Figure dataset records
________________
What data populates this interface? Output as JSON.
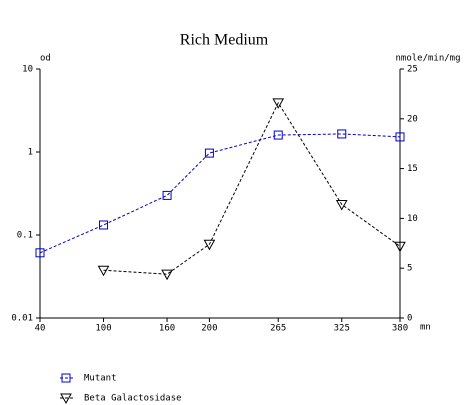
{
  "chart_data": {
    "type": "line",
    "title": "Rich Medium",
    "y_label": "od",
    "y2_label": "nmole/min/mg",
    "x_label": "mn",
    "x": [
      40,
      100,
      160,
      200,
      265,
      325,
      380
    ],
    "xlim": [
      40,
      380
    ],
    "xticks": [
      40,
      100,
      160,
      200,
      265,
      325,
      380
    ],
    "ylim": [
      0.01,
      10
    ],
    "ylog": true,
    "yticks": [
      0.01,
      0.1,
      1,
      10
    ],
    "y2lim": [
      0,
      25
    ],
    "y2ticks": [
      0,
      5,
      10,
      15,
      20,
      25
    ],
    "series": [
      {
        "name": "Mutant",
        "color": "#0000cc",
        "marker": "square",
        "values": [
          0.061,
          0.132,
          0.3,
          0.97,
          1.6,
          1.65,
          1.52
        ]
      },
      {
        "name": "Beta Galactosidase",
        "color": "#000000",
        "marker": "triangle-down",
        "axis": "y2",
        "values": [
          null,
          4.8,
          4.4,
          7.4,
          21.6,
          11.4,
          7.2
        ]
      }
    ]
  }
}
________________
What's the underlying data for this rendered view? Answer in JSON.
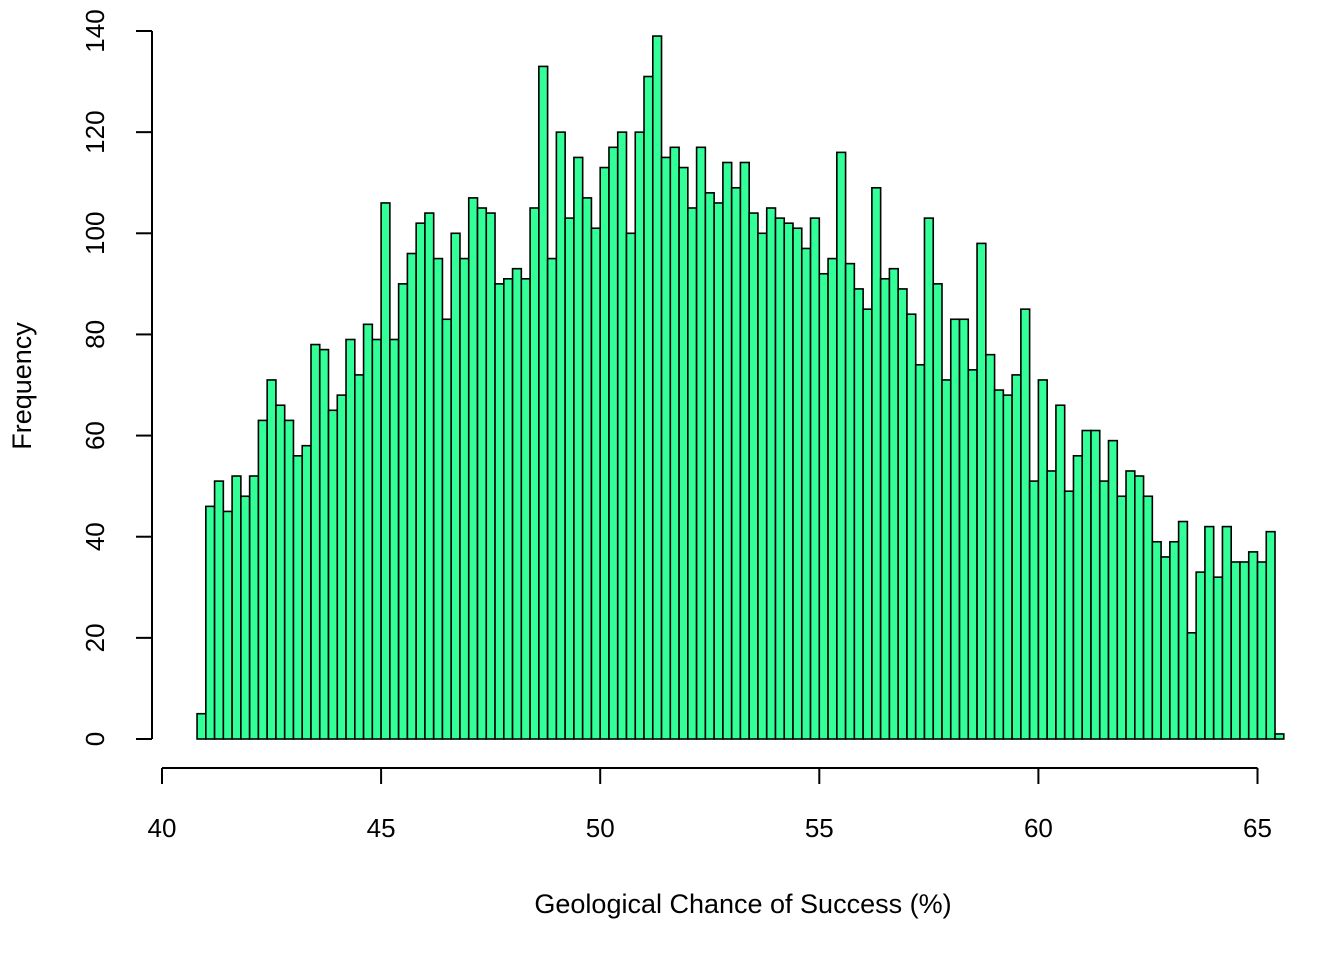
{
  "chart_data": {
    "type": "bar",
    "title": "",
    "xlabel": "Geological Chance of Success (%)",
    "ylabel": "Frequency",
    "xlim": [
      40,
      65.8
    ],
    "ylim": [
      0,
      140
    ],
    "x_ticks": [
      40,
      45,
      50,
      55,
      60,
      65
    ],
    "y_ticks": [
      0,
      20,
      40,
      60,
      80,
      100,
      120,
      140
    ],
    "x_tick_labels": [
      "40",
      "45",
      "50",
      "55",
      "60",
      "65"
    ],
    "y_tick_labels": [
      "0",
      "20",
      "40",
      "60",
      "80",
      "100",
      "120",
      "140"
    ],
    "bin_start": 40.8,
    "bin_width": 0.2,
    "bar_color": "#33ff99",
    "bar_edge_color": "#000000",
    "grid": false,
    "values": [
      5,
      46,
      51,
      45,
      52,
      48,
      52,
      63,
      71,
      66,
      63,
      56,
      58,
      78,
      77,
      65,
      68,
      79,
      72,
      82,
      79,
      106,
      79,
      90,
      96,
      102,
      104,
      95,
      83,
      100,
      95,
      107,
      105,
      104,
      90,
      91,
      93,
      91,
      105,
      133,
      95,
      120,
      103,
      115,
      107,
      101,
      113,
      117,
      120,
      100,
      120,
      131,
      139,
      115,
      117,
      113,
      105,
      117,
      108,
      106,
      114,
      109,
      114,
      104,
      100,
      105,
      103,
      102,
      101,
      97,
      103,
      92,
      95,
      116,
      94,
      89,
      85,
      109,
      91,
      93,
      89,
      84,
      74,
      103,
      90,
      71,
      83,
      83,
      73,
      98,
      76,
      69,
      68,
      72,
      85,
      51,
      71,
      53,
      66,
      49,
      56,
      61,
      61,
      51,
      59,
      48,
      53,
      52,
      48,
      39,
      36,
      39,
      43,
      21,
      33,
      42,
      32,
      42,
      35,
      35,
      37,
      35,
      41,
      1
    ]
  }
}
________________
Tally the lines in the listing that hold "name" and report the number alone.

§ CORRECT RESULT: 2